Data excerpts:
* BEGIN *

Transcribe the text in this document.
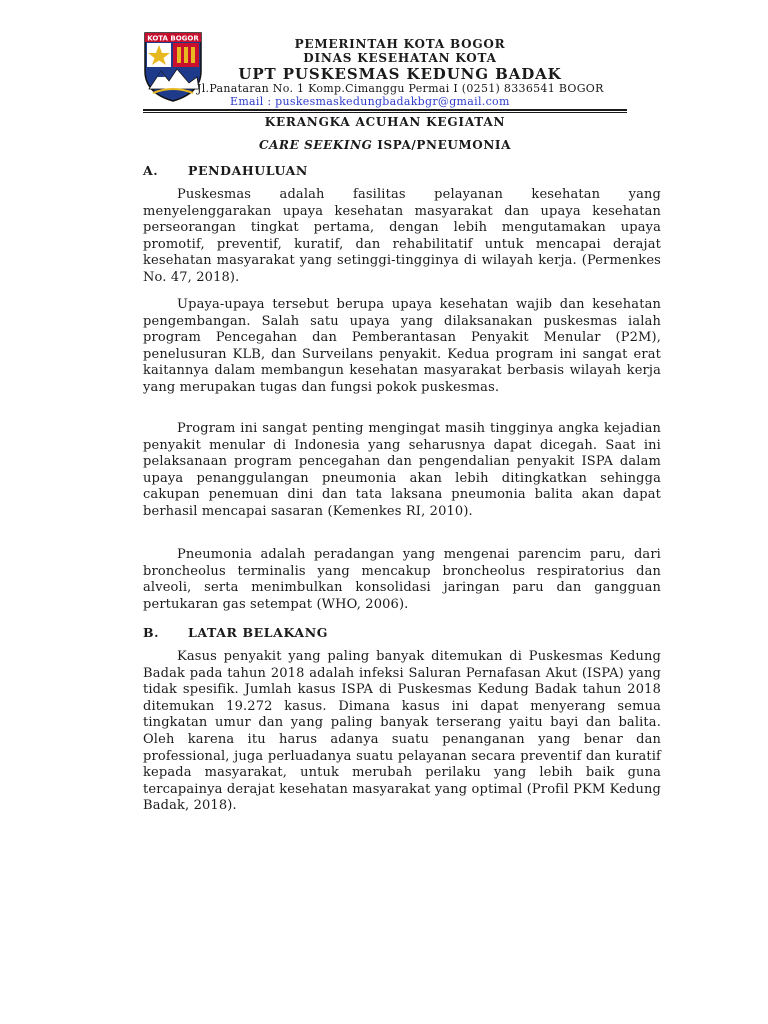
KOTA BOGOR	PEMERINTAH KOTA BOGOR
DINAS KESEHATAN KOTA
UPT PUSKESMAS KEDUNG BADAK
Jl.Panataran No. 1 Komp.Cimanggu Permai I (0251) 8336541 BOGOR
Email : puskesmaskedungbadakbgr@gmail.com
KERANGKA ACUHAN KEGIATAN
CARE SEEKING ISPA/PNEUMONIA
A. PENDAHULUAN

Puskesmas adalah fasilitas pelayanan kesehatan yang menyelenggarakan upaya kesehatan masyarakat dan upaya kesehatan perseorangan tingkat pertama, dengan lebih mengutamakan upaya promotif, preventif, kuratif, dan rehabilitatif untuk mencapai derajat kesehatan masyarakat yang setinggi-tingginya di wilayah kerja. (Permenkes No. 47, 2018).

Upaya-upaya tersebut berupa upaya kesehatan wajib dan kesehatan pengembangan. Salah satu upaya yang dilaksanakan puskesmas ialah program Pencegahan dan Pemberantasan Penyakit Menular (P2M), penelusuran KLB, dan Surveilans penyakit. Kedua program ini sangat erat kaitannya dalam membangun kesehatan masyarakat berbasis wilayah kerja yang merupakan tugas dan fungsi pokok puskesmas.

Program ini sangat penting mengingat masih tingginya angka kejadian penyakit menular di Indonesia yang seharusnya dapat dicegah. Saat ini pelaksanaan program pencegahan dan pengendalian penyakit ISPA dalam upaya penanggulangan pneumonia akan lebih ditingkatkan sehingga cakupan penemuan dini dan tata laksana pneumonia balita akan dapat berhasil mencapai sasaran (Kemenkes RI, 2010).

Pneumonia adalah peradangan yang mengenai parencim paru, dari broncheolus terminalis yang mencakup broncheolus respiratorius dan alveoli, serta menimbulkan konsolidasi jaringan paru dan gangguan pertukaran gas setempat (WHO, 2006).

B. LATAR BELAKANG

Kasus penyakit yang paling banyak ditemukan di Puskesmas Kedung Badak pada tahun 2018 adalah infeksi Saluran Pernafasan Akut (ISPA) yang tidak spesifik. Jumlah kasus ISPA di Puskesmas Kedung Badak tahun 2018 ditemukan 19.272 kasus. Dimana kasus ini dapat menyerang semua tingkatan umur dan yang paling banyak terserang yaitu bayi dan balita. Oleh karena itu harus adanya suatu penanganan yang benar dan professional, juga perluadanya suatu pelayanan secara preventif dan kuratif kepada masyarakat, untuk merubah perilaku yang lebih baik guna tercapainya derajat kesehatan masyarakat yang optimal (Profil PKM Kedung Badak, 2018).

* END *

> _Exercise details_
Pick out all lines containing the string "wilayah".

> _Result_
Puskesmas adalah fasilitas pelayanan kesehatan yang menyelenggarakan upaya kesehatan masyarakat dan upaya kesehatan perseorangan tingkat pertama, dengan lebih mengutamakan upaya promotif, preventif, kuratif, dan rehabilitatif untuk mencapai derajat kesehatan masyarakat yang setinggi-tingginya di wilayah kerja. (Permenkes No. 47, 2018).
Upaya-upaya tersebut berupa upaya kesehatan wajib dan kesehatan pengembangan. Salah satu upaya yang dilaksanakan puskesmas ialah program Pencegahan dan Pemberantasan Penyakit Menular (P2M), penelusuran KLB, dan Surveilans penyakit. Kedua program ini sangat erat kaitannya dalam membangun kesehatan masyarakat berbasis wilayah kerja yang merupakan tugas dan fungsi pokok puskesmas.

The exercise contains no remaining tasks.